## AVAILABLE DATA
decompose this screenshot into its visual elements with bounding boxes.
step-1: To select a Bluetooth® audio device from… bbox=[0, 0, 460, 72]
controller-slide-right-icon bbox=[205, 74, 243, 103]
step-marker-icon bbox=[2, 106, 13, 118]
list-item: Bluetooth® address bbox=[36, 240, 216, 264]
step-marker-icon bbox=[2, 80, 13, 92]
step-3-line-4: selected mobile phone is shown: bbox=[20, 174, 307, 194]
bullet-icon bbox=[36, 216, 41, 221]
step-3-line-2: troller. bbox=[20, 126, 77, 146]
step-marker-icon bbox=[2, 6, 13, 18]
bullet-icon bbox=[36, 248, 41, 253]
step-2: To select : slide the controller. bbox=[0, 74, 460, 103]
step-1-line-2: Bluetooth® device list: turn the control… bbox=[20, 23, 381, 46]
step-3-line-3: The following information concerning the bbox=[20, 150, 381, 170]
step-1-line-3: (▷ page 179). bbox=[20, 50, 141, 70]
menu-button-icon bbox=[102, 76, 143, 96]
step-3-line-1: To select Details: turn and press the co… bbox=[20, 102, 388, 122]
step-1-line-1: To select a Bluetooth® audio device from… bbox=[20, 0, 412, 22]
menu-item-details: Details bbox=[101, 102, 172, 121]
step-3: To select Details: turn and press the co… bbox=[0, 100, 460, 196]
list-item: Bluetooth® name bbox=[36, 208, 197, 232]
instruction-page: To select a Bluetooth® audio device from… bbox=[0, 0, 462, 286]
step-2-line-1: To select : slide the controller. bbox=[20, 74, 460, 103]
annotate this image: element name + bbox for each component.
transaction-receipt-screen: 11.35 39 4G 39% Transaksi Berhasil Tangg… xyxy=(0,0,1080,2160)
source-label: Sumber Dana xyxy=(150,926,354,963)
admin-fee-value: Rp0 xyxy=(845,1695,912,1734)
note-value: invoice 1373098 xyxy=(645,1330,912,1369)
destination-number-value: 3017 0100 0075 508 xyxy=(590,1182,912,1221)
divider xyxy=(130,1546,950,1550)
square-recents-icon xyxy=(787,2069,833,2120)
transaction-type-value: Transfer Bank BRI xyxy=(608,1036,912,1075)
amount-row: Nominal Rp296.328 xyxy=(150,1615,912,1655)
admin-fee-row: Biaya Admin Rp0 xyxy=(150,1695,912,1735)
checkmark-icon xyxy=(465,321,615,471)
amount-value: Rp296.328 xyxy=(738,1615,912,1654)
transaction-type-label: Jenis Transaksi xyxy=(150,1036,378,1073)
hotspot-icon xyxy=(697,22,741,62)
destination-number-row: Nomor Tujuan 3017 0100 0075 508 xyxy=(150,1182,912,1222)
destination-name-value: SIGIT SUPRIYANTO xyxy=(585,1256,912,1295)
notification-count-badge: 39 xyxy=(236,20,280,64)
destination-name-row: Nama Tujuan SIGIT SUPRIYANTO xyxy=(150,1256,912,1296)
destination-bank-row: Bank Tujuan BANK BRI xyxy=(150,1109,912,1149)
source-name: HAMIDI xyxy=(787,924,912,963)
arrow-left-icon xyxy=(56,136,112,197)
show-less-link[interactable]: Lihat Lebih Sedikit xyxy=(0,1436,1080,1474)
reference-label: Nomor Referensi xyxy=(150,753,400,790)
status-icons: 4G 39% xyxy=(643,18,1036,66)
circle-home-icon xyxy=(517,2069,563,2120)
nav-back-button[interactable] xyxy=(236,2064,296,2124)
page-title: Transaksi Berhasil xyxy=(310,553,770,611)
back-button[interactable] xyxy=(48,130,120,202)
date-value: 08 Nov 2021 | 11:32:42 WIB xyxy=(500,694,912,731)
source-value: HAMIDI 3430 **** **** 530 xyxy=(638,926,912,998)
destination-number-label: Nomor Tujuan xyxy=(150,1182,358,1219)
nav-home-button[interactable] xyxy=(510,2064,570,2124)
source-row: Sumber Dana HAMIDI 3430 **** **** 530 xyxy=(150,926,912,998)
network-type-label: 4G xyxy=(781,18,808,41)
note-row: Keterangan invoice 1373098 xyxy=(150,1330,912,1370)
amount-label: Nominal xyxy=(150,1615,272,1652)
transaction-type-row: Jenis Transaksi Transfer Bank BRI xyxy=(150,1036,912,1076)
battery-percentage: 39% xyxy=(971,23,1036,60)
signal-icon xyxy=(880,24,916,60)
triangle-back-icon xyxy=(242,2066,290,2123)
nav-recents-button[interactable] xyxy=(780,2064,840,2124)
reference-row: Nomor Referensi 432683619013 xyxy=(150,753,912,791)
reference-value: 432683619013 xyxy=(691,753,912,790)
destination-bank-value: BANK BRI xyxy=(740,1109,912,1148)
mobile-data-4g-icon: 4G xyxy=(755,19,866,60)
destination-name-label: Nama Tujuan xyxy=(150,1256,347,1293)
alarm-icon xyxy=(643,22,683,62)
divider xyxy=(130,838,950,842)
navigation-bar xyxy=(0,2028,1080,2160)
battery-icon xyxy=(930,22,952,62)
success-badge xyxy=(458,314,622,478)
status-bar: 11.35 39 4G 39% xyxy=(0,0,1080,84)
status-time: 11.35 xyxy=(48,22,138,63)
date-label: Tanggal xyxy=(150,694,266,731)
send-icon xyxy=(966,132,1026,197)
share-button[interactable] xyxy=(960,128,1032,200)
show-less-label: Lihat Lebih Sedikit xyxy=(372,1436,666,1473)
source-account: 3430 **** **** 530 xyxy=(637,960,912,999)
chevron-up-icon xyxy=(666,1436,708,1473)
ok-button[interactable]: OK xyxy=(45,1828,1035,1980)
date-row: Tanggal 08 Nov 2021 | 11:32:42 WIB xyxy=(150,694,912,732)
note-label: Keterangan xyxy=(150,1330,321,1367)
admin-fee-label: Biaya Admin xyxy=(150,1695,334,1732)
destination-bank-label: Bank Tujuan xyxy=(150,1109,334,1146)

## DIRECTIVE
Can you reproduce the entire listing above line for line, with nothing altered, added, or left out?

## RESPONSE
decompose this screenshot into its visual elements with bounding boxes.
step-1: To select a Bluetooth® audio device from… bbox=[0, 0, 460, 72]
controller-slide-right-icon bbox=[205, 74, 243, 103]
step-marker-icon bbox=[2, 106, 13, 118]
list-item: Bluetooth® address bbox=[36, 240, 216, 264]
step-marker-icon bbox=[2, 80, 13, 92]
step-3-line-4: selected mobile phone is shown: bbox=[20, 174, 307, 194]
bullet-icon bbox=[36, 216, 41, 221]
step-3-line-2: troller. bbox=[20, 126, 77, 146]
step-marker-icon bbox=[2, 6, 13, 18]
bullet-icon bbox=[36, 248, 41, 253]
step-2: To select : slide the controller. bbox=[0, 74, 460, 103]
step-1-line-2: Bluetooth® device list: turn the control… bbox=[20, 23, 381, 46]
step-3-line-3: The following information concerning the bbox=[20, 150, 381, 170]
step-1-line-3: (▷ page 179). bbox=[20, 50, 141, 70]
menu-button-icon bbox=[102, 76, 143, 96]
step-3-line-1: To select Details: turn and press the co… bbox=[20, 102, 388, 122]
step-1-line-1: To select a Bluetooth® audio device from… bbox=[20, 0, 412, 22]
menu-item-details: Details bbox=[101, 102, 172, 121]
step-3: To select Details: turn and press the co… bbox=[0, 100, 460, 196]
list-item: Bluetooth® name bbox=[36, 208, 197, 232]
instruction-page: To select a Bluetooth® audio device from… bbox=[0, 0, 462, 286]
step-2-line-1: To select : slide the controller. bbox=[20, 74, 460, 103]
annotate this image: element name + bbox for each component.
transaction-receipt-screen: 11.35 39 4G 39% Transaksi Berhasil Tangg… xyxy=(0,0,1080,2160)
source-label: Sumber Dana xyxy=(150,926,354,963)
admin-fee-value: Rp0 xyxy=(845,1695,912,1734)
note-value: invoice 1373098 xyxy=(645,1330,912,1369)
destination-number-value: 3017 0100 0075 508 xyxy=(590,1182,912,1221)
divider xyxy=(130,1546,950,1550)
square-recents-icon xyxy=(787,2069,833,2120)
transaction-type-value: Transfer Bank BRI xyxy=(608,1036,912,1075)
amount-row: Nominal Rp296.328 xyxy=(150,1615,912,1655)
admin-fee-row: Biaya Admin Rp0 xyxy=(150,1695,912,1735)
checkmark-icon xyxy=(465,321,615,471)
amount-value: Rp296.328 xyxy=(738,1615,912,1654)
transaction-type-label: Jenis Transaksi xyxy=(150,1036,378,1073)
hotspot-icon xyxy=(697,22,741,62)
destination-number-row: Nomor Tujuan 3017 0100 0075 508 xyxy=(150,1182,912,1222)
destination-name-value: SIGIT SUPRIYANTO xyxy=(585,1256,912,1295)
notification-count-badge: 39 xyxy=(236,20,280,64)
destination-name-row: Nama Tujuan SIGIT SUPRIYANTO xyxy=(150,1256,912,1296)
destination-bank-row: Bank Tujuan BANK BRI xyxy=(150,1109,912,1149)
source-name: HAMIDI xyxy=(787,924,912,963)
arrow-left-icon xyxy=(56,136,112,197)
show-less-link[interactable]: Lihat Lebih Sedikit xyxy=(0,1436,1080,1474)
reference-label: Nomor Referensi xyxy=(150,753,400,790)
status-icons: 4G 39% xyxy=(643,18,1036,66)
circle-home-icon xyxy=(517,2069,563,2120)
nav-back-button[interactable] xyxy=(236,2064,296,2124)
page-title: Transaksi Berhasil xyxy=(310,553,770,611)
back-button[interactable] xyxy=(48,130,120,202)
date-value: 08 Nov 2021 | 11:32:42 WIB xyxy=(500,694,912,731)
source-value: HAMIDI 3430 **** **** 530 xyxy=(638,926,912,998)
destination-number-label: Nomor Tujuan xyxy=(150,1182,358,1219)
nav-home-button[interactable] xyxy=(510,2064,570,2124)
source-row: Sumber Dana HAMIDI 3430 **** **** 530 xyxy=(150,926,912,998)
network-type-label: 4G xyxy=(781,18,808,41)
note-row: Keterangan invoice 1373098 xyxy=(150,1330,912,1370)
amount-label: Nominal xyxy=(150,1615,272,1652)
transaction-type-row: Jenis Transaksi Transfer Bank BRI xyxy=(150,1036,912,1076)
battery-percentage: 39% xyxy=(971,23,1036,60)
signal-icon xyxy=(880,24,916,60)
triangle-back-icon xyxy=(242,2066,290,2123)
nav-recents-button[interactable] xyxy=(780,2064,840,2124)
reference-row: Nomor Referensi 432683619013 xyxy=(150,753,912,791)
reference-value: 432683619013 xyxy=(691,753,912,790)
destination-bank-value: BANK BRI xyxy=(740,1109,912,1148)
mobile-data-4g-icon: 4G xyxy=(755,19,866,60)
destination-name-label: Nama Tujuan xyxy=(150,1256,347,1293)
alarm-icon xyxy=(643,22,683,62)
divider xyxy=(130,838,950,842)
navigation-bar xyxy=(0,2028,1080,2160)
battery-icon xyxy=(930,22,952,62)
success-badge xyxy=(458,314,622,478)
status-bar: 11.35 39 4G 39% xyxy=(0,0,1080,84)
status-time: 11.35 xyxy=(48,22,138,63)
date-label: Tanggal xyxy=(150,694,266,731)
send-icon xyxy=(966,132,1026,197)
share-button[interactable] xyxy=(960,128,1032,200)
show-less-label: Lihat Lebih Sedikit xyxy=(372,1436,666,1473)
source-account: 3430 **** **** 530 xyxy=(637,960,912,999)
chevron-up-icon xyxy=(666,1436,708,1473)
ok-button[interactable]: OK xyxy=(45,1828,1035,1980)
date-row: Tanggal 08 Nov 2021 | 11:32:42 WIB xyxy=(150,694,912,732)
note-label: Keterangan xyxy=(150,1330,321,1367)
admin-fee-label: Biaya Admin xyxy=(150,1695,334,1732)
destination-bank-label: Bank Tujuan xyxy=(150,1109,334,1146)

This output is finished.